[Start Supplied data]

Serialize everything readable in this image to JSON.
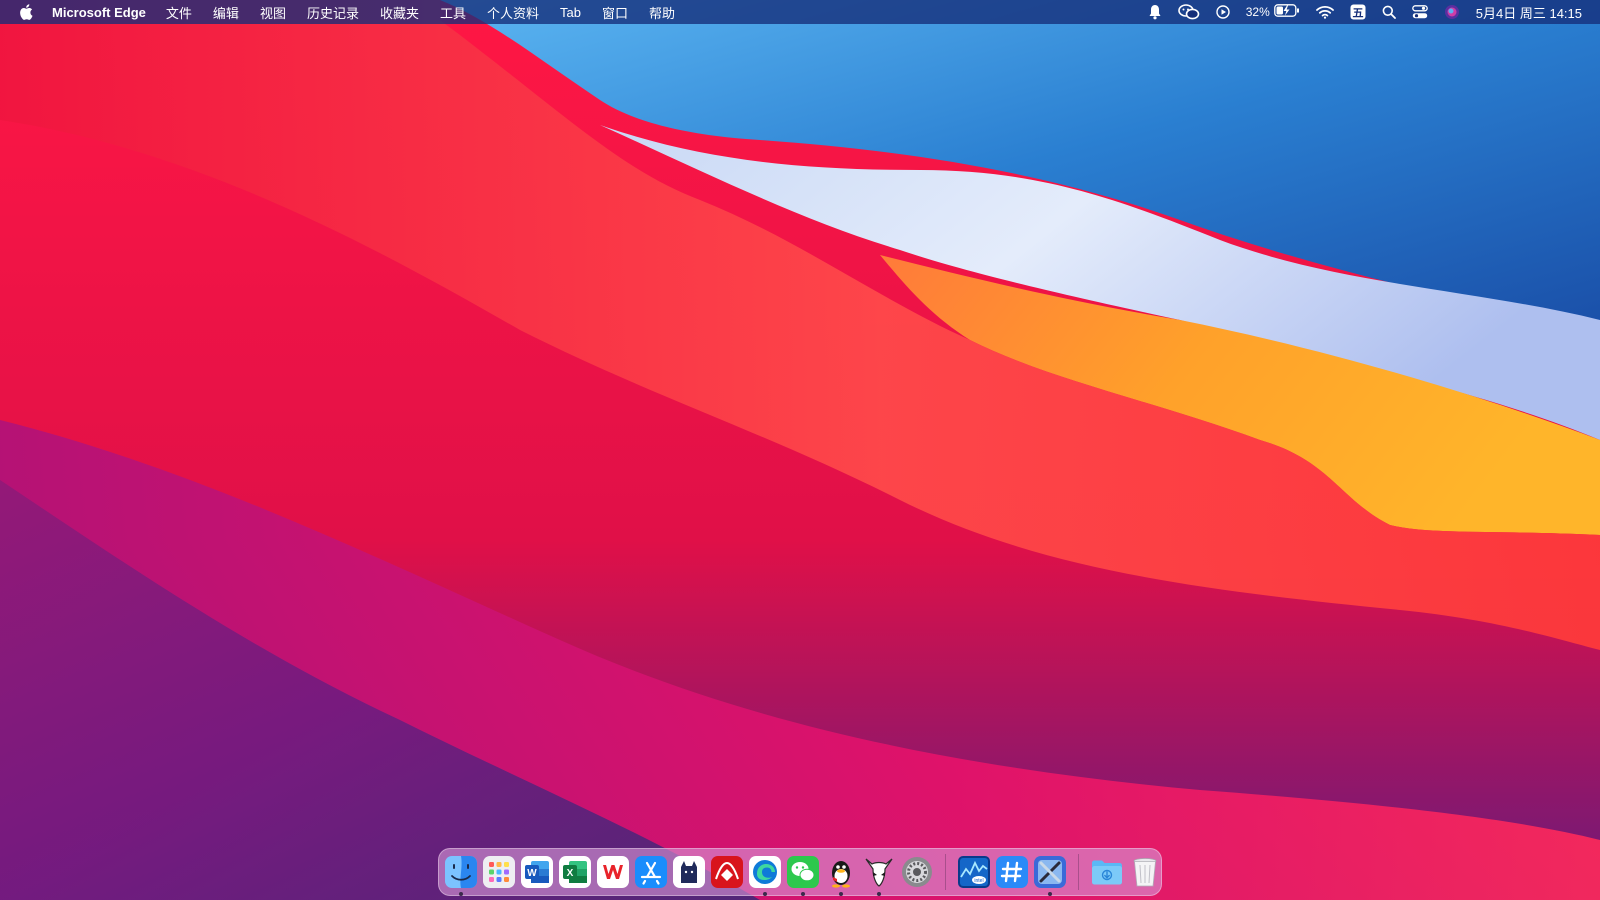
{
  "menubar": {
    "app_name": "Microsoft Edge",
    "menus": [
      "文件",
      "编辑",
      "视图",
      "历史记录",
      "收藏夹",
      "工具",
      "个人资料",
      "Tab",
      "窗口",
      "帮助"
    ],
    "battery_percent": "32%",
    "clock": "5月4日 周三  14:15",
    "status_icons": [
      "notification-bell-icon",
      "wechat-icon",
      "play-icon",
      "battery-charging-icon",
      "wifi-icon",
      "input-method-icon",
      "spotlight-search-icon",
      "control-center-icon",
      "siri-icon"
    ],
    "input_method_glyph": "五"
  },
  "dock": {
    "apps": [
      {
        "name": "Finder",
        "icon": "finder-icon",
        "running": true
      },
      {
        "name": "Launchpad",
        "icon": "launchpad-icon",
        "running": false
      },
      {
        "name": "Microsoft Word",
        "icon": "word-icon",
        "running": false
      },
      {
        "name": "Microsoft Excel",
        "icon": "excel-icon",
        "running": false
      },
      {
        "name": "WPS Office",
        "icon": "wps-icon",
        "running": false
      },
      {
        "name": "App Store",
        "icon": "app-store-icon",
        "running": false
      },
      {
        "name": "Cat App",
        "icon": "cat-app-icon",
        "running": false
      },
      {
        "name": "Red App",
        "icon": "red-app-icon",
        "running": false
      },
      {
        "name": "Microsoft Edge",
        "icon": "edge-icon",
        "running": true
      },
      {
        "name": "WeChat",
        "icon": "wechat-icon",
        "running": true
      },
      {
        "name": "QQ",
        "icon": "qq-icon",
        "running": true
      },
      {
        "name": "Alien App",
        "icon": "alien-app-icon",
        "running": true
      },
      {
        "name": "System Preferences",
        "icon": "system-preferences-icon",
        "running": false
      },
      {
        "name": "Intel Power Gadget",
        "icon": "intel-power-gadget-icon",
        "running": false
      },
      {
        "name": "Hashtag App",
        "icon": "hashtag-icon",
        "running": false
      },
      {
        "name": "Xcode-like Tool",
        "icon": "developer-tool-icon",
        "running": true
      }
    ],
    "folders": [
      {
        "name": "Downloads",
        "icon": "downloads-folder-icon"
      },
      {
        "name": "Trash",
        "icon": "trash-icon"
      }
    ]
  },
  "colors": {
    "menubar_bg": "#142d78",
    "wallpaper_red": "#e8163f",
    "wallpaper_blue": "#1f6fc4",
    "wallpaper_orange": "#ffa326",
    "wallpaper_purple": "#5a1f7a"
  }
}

[End Supplied data]

**Short exercise:** Give every line back word for word and leave the pictures out.

**Exercise response:**
Serialize everything readable in this image to JSON.
{
  "menubar": {
    "app_name": "Microsoft Edge",
    "menus": [
      "文件",
      "编辑",
      "视图",
      "历史记录",
      "收藏夹",
      "工具",
      "个人资料",
      "Tab",
      "窗口",
      "帮助"
    ],
    "battery_percent": "32%",
    "clock": "5月4日 周三  14:15",
    "status_icons": [
      "notification-bell-icon",
      "wechat-icon",
      "play-icon",
      "battery-charging-icon",
      "wifi-icon",
      "input-method-icon",
      "spotlight-search-icon",
      "control-center-icon",
      "siri-icon"
    ],
    "input_method_glyph": "五"
  },
  "dock": {
    "apps": [
      {
        "name": "Finder",
        "icon": "finder-icon",
        "running": true
      },
      {
        "name": "Launchpad",
        "icon": "launchpad-icon",
        "running": false
      },
      {
        "name": "Microsoft Word",
        "icon": "word-icon",
        "running": false
      },
      {
        "name": "Microsoft Excel",
        "icon": "excel-icon",
        "running": false
      },
      {
        "name": "WPS Office",
        "icon": "wps-icon",
        "running": false
      },
      {
        "name": "App Store",
        "icon": "app-store-icon",
        "running": false
      },
      {
        "name": "Cat App",
        "icon": "cat-app-icon",
        "running": false
      },
      {
        "name": "Red App",
        "icon": "red-app-icon",
        "running": false
      },
      {
        "name": "Microsoft Edge",
        "icon": "edge-icon",
        "running": true
      },
      {
        "name": "WeChat",
        "icon": "wechat-icon",
        "running": true
      },
      {
        "name": "QQ",
        "icon": "qq-icon",
        "running": true
      },
      {
        "name": "Alien App",
        "icon": "alien-app-icon",
        "running": true
      },
      {
        "name": "System Preferences",
        "icon": "system-preferences-icon",
        "running": false
      },
      {
        "name": "Intel Power Gadget",
        "icon": "intel-power-gadget-icon",
        "running": false
      },
      {
        "name": "Hashtag App",
        "icon": "hashtag-icon",
        "running": false
      },
      {
        "name": "Xcode-like Tool",
        "icon": "developer-tool-icon",
        "running": true
      }
    ],
    "folders": [
      {
        "name": "Downloads",
        "icon": "downloads-folder-icon"
      },
      {
        "name": "Trash",
        "icon": "trash-icon"
      }
    ]
  },
  "colors": {
    "menubar_bg": "#142d78",
    "wallpaper_red": "#e8163f",
    "wallpaper_blue": "#1f6fc4",
    "wallpaper_orange": "#ffa326",
    "wallpaper_purple": "#5a1f7a"
  }
}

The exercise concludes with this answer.